» **Short task**
Write out the material exactly. Do not include the pictures.

[Saved entries]
▶

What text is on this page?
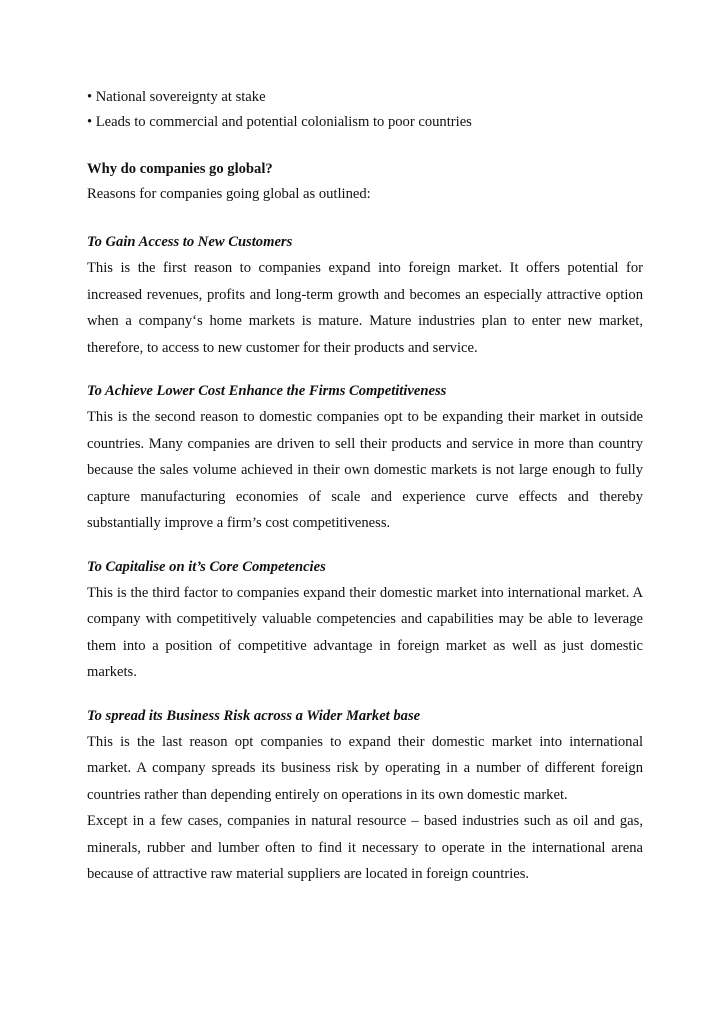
• National sovereignty at stake
• Leads to commercial and potential colonialism to poor countries
Why do companies go global?
Reasons for companies going global as outlined:
To Gain Access to New Customers

This is the first reason to companies expand into foreign market. It offers potential for increased revenues, profits and long-term growth and becomes an especially attractive option when a company‘s home markets is mature. Mature industries plan to enter new market, therefore, to access to new customer for their products and service.

To Achieve Lower Cost Enhance the Firms Competitiveness

This is the second reason to domestic companies opt to be expanding their market in outside countries. Many companies are driven to sell their products and service in more than country because the sales volume achieved in their own domestic markets is not large enough to fully capture manufacturing economies of scale and experience curve effects and thereby substantially improve a firm’s cost competitiveness.

To Capitalise on it’s Core Competencies

This is the third factor to companies expand their domestic market into international market. A company with competitively valuable competencies and capabilities may be able to leverage them into a position of competitive advantage in foreign market as well as just domestic markets.

To spread its Business Risk across a Wider Market base

This is the last reason opt companies to expand their domestic market into international market. A company spreads its business risk by operating in a number of different foreign countries rather than depending entirely on operations in its own domestic market.

Except in a few cases, companies in natural resource – based industries such as oil and gas, minerals, rubber and lumber often to find it necessary to operate in the international arena because of attractive raw material suppliers are located in foreign countries.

◀

» **Solution to the problem**
What text is on this page?
• National sovereignty at stake
• Leads to commercial and potential colonialism to poor countries
Why do companies go global?
Reasons for companies going global as outlined:
To Gain Access to New Customers

This is the first reason to companies expand into foreign market. It offers potential for increased revenues, profits and long-term growth and becomes an especially attractive option when a company‘s home markets is mature. Mature industries plan to enter new market, therefore, to access to new customer for their products and service.

To Achieve Lower Cost Enhance the Firms Competitiveness

This is the second reason to domestic companies opt to be expanding their market in outside countries. Many companies are driven to sell their products and service in more than country because the sales volume achieved in their own domestic markets is not large enough to fully capture manufacturing economies of scale and experience curve effects and thereby substantially improve a firm’s cost competitiveness.

To Capitalise on it’s Core Competencies

This is the third factor to companies expand their domestic market into international market. A company with competitively valuable competencies and capabilities may be able to leverage them into a position of competitive advantage in foreign market as well as just domestic markets.

To spread its Business Risk across a Wider Market base

This is the last reason opt companies to expand their domestic market into international market. A company spreads its business risk by operating in a number of different foreign countries rather than depending entirely on operations in its own domestic market.

Except in a few cases, companies in natural resource – based industries such as oil and gas, minerals, rubber and lumber often to find it necessary to operate in the international arena because of attractive raw material suppliers are located in foreign countries.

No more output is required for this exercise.